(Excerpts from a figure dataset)
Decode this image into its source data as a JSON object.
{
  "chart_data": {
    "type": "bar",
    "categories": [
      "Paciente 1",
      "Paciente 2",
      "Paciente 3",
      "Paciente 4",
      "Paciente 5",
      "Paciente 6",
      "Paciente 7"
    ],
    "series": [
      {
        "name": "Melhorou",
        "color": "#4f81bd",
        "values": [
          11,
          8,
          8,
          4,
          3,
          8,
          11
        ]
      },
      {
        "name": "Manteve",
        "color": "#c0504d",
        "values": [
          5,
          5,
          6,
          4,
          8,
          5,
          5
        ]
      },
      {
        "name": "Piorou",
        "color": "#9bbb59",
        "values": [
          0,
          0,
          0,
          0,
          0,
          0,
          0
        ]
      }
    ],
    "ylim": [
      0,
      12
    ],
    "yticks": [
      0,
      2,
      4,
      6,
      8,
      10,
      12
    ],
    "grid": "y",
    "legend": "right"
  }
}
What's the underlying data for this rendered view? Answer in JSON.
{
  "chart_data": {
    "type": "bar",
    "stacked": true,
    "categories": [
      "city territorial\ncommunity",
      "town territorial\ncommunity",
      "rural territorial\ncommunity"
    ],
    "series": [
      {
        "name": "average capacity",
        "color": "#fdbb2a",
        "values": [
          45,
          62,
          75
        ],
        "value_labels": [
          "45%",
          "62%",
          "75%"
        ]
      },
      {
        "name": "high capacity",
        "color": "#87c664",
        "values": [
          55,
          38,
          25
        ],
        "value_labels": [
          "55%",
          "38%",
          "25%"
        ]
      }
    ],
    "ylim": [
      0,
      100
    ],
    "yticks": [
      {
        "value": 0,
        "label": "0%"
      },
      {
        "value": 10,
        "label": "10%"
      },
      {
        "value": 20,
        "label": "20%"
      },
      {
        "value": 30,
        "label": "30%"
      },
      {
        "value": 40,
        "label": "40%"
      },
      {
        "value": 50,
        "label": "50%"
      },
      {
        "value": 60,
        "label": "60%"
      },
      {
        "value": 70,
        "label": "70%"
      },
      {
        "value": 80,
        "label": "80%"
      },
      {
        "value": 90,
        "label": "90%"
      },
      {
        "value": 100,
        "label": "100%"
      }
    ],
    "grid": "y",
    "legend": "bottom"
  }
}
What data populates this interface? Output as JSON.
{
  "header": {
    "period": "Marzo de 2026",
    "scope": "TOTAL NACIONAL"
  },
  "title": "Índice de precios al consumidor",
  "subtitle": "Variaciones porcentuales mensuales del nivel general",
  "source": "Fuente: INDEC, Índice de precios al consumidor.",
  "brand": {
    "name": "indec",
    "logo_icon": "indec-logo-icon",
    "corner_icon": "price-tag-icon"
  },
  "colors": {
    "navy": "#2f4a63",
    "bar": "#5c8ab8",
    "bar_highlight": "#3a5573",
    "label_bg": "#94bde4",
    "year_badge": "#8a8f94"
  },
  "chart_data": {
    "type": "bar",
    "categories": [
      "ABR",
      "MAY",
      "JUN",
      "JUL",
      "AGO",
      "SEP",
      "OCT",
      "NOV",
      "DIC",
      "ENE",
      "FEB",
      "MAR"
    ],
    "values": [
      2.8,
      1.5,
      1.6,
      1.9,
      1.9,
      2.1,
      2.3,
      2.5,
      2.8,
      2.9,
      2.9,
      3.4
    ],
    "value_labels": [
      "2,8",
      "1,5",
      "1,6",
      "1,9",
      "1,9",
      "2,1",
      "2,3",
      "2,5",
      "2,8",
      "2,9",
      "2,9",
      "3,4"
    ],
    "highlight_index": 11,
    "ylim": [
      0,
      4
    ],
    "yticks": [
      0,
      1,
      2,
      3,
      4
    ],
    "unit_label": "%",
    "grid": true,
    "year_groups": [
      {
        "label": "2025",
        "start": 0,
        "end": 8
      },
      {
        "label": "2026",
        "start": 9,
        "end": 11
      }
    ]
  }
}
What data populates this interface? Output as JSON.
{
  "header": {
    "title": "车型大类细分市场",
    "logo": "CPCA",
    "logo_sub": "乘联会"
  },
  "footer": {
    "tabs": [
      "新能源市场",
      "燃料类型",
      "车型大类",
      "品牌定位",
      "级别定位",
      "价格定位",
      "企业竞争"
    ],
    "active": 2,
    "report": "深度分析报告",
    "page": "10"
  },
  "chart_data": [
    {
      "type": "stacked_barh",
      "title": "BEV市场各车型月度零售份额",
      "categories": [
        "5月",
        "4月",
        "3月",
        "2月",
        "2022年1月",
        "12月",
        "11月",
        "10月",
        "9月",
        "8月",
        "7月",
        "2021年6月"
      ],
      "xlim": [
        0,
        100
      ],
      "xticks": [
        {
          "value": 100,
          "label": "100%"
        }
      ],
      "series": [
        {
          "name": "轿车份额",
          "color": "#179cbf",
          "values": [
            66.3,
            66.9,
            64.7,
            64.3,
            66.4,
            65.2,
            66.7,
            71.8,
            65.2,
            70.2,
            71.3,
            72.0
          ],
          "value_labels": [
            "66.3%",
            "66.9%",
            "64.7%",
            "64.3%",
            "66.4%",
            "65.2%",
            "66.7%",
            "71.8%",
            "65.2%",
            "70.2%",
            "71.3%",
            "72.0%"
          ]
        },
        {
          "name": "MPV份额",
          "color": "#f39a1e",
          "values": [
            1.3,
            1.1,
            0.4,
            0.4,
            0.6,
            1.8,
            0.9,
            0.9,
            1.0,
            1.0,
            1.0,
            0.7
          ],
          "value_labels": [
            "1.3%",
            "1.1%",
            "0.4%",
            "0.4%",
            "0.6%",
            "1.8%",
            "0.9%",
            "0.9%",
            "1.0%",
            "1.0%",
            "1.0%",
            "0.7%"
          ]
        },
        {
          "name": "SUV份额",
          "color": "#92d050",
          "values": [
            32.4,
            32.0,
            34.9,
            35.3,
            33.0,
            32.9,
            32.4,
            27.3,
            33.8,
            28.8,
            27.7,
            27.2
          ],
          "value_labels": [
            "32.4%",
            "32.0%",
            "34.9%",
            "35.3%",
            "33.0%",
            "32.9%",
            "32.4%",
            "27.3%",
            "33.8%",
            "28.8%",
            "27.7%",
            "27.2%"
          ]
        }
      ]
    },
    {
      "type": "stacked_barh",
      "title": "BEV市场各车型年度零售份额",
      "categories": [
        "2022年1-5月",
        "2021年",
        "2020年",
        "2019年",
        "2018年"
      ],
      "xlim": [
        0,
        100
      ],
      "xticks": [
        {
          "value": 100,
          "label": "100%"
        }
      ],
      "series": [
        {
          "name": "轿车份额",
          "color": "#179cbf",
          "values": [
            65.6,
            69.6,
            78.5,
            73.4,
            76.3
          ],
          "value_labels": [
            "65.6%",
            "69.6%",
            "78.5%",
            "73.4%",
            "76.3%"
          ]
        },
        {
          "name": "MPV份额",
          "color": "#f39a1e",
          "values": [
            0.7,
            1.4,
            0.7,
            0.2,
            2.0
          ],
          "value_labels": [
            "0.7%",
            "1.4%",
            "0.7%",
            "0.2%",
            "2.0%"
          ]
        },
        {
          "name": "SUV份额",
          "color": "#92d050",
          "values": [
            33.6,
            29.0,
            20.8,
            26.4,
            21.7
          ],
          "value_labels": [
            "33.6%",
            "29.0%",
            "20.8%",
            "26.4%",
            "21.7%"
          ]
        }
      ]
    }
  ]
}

• [YOUR GOAL]: Copy the records above exactly.

• [ANSWER TO THE TASK]:
Decode this image into its source data as a JSON object.
{
  "chart_data": {
    "type": "bar",
    "categories": [
      "Paciente 1",
      "Paciente 2",
      "Paciente 3",
      "Paciente 4",
      "Paciente 5",
      "Paciente 6",
      "Paciente 7"
    ],
    "series": [
      {
        "name": "Melhorou",
        "color": "#4f81bd",
        "values": [
          11,
          8,
          8,
          4,
          3,
          8,
          11
        ]
      },
      {
        "name": "Manteve",
        "color": "#c0504d",
        "values": [
          5,
          5,
          6,
          4,
          8,
          5,
          5
        ]
      },
      {
        "name": "Piorou",
        "color": "#9bbb59",
        "values": [
          0,
          0,
          0,
          0,
          0,
          0,
          0
        ]
      }
    ],
    "ylim": [
      0,
      12
    ],
    "yticks": [
      0,
      2,
      4,
      6,
      8,
      10,
      12
    ],
    "grid": "y",
    "legend": "right"
  }
}
What's the underlying data for this rendered view? Answer in JSON.
{
  "chart_data": {
    "type": "bar",
    "stacked": true,
    "categories": [
      "city territorial\ncommunity",
      "town territorial\ncommunity",
      "rural territorial\ncommunity"
    ],
    "series": [
      {
        "name": "average capacity",
        "color": "#fdbb2a",
        "values": [
          45,
          62,
          75
        ],
        "value_labels": [
          "45%",
          "62%",
          "75%"
        ]
      },
      {
        "name": "high capacity",
        "color": "#87c664",
        "values": [
          55,
          38,
          25
        ],
        "value_labels": [
          "55%",
          "38%",
          "25%"
        ]
      }
    ],
    "ylim": [
      0,
      100
    ],
    "yticks": [
      {
        "value": 0,
        "label": "0%"
      },
      {
        "value": 10,
        "label": "10%"
      },
      {
        "value": 20,
        "label": "20%"
      },
      {
        "value": 30,
        "label": "30%"
      },
      {
        "value": 40,
        "label": "40%"
      },
      {
        "value": 50,
        "label": "50%"
      },
      {
        "value": 60,
        "label": "60%"
      },
      {
        "value": 70,
        "label": "70%"
      },
      {
        "value": 80,
        "label": "80%"
      },
      {
        "value": 90,
        "label": "90%"
      },
      {
        "value": 100,
        "label": "100%"
      }
    ],
    "grid": "y",
    "legend": "bottom"
  }
}
What data populates this interface? Output as JSON.
{
  "header": {
    "period": "Marzo de 2026",
    "scope": "TOTAL NACIONAL"
  },
  "title": "Índice de precios al consumidor",
  "subtitle": "Variaciones porcentuales mensuales del nivel general",
  "source": "Fuente: INDEC, Índice de precios al consumidor.",
  "brand": {
    "name": "indec",
    "logo_icon": "indec-logo-icon",
    "corner_icon": "price-tag-icon"
  },
  "colors": {
    "navy": "#2f4a63",
    "bar": "#5c8ab8",
    "bar_highlight": "#3a5573",
    "label_bg": "#94bde4",
    "year_badge": "#8a8f94"
  },
  "chart_data": {
    "type": "bar",
    "categories": [
      "ABR",
      "MAY",
      "JUN",
      "JUL",
      "AGO",
      "SEP",
      "OCT",
      "NOV",
      "DIC",
      "ENE",
      "FEB",
      "MAR"
    ],
    "values": [
      2.8,
      1.5,
      1.6,
      1.9,
      1.9,
      2.1,
      2.3,
      2.5,
      2.8,
      2.9,
      2.9,
      3.4
    ],
    "value_labels": [
      "2,8",
      "1,5",
      "1,6",
      "1,9",
      "1,9",
      "2,1",
      "2,3",
      "2,5",
      "2,8",
      "2,9",
      "2,9",
      "3,4"
    ],
    "highlight_index": 11,
    "ylim": [
      0,
      4
    ],
    "yticks": [
      0,
      1,
      2,
      3,
      4
    ],
    "unit_label": "%",
    "grid": true,
    "year_groups": [
      {
        "label": "2025",
        "start": 0,
        "end": 8
      },
      {
        "label": "2026",
        "start": 9,
        "end": 11
      }
    ]
  }
}
What data populates this interface? Output as JSON.
{
  "header": {
    "title": "车型大类细分市场",
    "logo": "CPCA",
    "logo_sub": "乘联会"
  },
  "footer": {
    "tabs": [
      "新能源市场",
      "燃料类型",
      "车型大类",
      "品牌定位",
      "级别定位",
      "价格定位",
      "企业竞争"
    ],
    "active": 2,
    "report": "深度分析报告",
    "page": "10"
  },
  "chart_data": [
    {
      "type": "stacked_barh",
      "title": "BEV市场各车型月度零售份额",
      "categories": [
        "5月",
        "4月",
        "3月",
        "2月",
        "2022年1月",
        "12月",
        "11月",
        "10月",
        "9月",
        "8月",
        "7月",
        "2021年6月"
      ],
      "xlim": [
        0,
        100
      ],
      "xticks": [
        {
          "value": 100,
          "label": "100%"
        }
      ],
      "series": [
        {
          "name": "轿车份额",
          "color": "#179cbf",
          "values": [
            66.3,
            66.9,
            64.7,
            64.3,
            66.4,
            65.2,
            66.7,
            71.8,
            65.2,
            70.2,
            71.3,
            72.0
          ],
          "value_labels": [
            "66.3%",
            "66.9%",
            "64.7%",
            "64.3%",
            "66.4%",
            "65.2%",
            "66.7%",
            "71.8%",
            "65.2%",
            "70.2%",
            "71.3%",
            "72.0%"
          ]
        },
        {
          "name": "MPV份额",
          "color": "#f39a1e",
          "values": [
            1.3,
            1.1,
            0.4,
            0.4,
            0.6,
            1.8,
            0.9,
            0.9,
            1.0,
            1.0,
            1.0,
            0.7
          ],
          "value_labels": [
            "1.3%",
            "1.1%",
            "0.4%",
            "0.4%",
            "0.6%",
            "1.8%",
            "0.9%",
            "0.9%",
            "1.0%",
            "1.0%",
            "1.0%",
            "0.7%"
          ]
        },
        {
          "name": "SUV份额",
          "color": "#92d050",
          "values": [
            32.4,
            32.0,
            34.9,
            35.3,
            33.0,
            32.9,
            32.4,
            27.3,
            33.8,
            28.8,
            27.7,
            27.2
          ],
          "value_labels": [
            "32.4%",
            "32.0%",
            "34.9%",
            "35.3%",
            "33.0%",
            "32.9%",
            "32.4%",
            "27.3%",
            "33.8%",
            "28.8%",
            "27.7%",
            "27.2%"
          ]
        }
      ]
    },
    {
      "type": "stacked_barh",
      "title": "BEV市场各车型年度零售份额",
      "categories": [
        "2022年1-5月",
        "2021年",
        "2020年",
        "2019年",
        "2018年"
      ],
      "xlim": [
        0,
        100
      ],
      "xticks": [
        {
          "value": 100,
          "label": "100%"
        }
      ],
      "series": [
        {
          "name": "轿车份额",
          "color": "#179cbf",
          "values": [
            65.6,
            69.6,
            78.5,
            73.4,
            76.3
          ],
          "value_labels": [
            "65.6%",
            "69.6%",
            "78.5%",
            "73.4%",
            "76.3%"
          ]
        },
        {
          "name": "MPV份额",
          "color": "#f39a1e",
          "values": [
            0.7,
            1.4,
            0.7,
            0.2,
            2.0
          ],
          "value_labels": [
            "0.7%",
            "1.4%",
            "0.7%",
            "0.2%",
            "2.0%"
          ]
        },
        {
          "name": "SUV份额",
          "color": "#92d050",
          "values": [
            33.6,
            29.0,
            20.8,
            26.4,
            21.7
          ],
          "value_labels": [
            "33.6%",
            "29.0%",
            "20.8%",
            "26.4%",
            "21.7%"
          ]
        }
      ]
    }
  ]
}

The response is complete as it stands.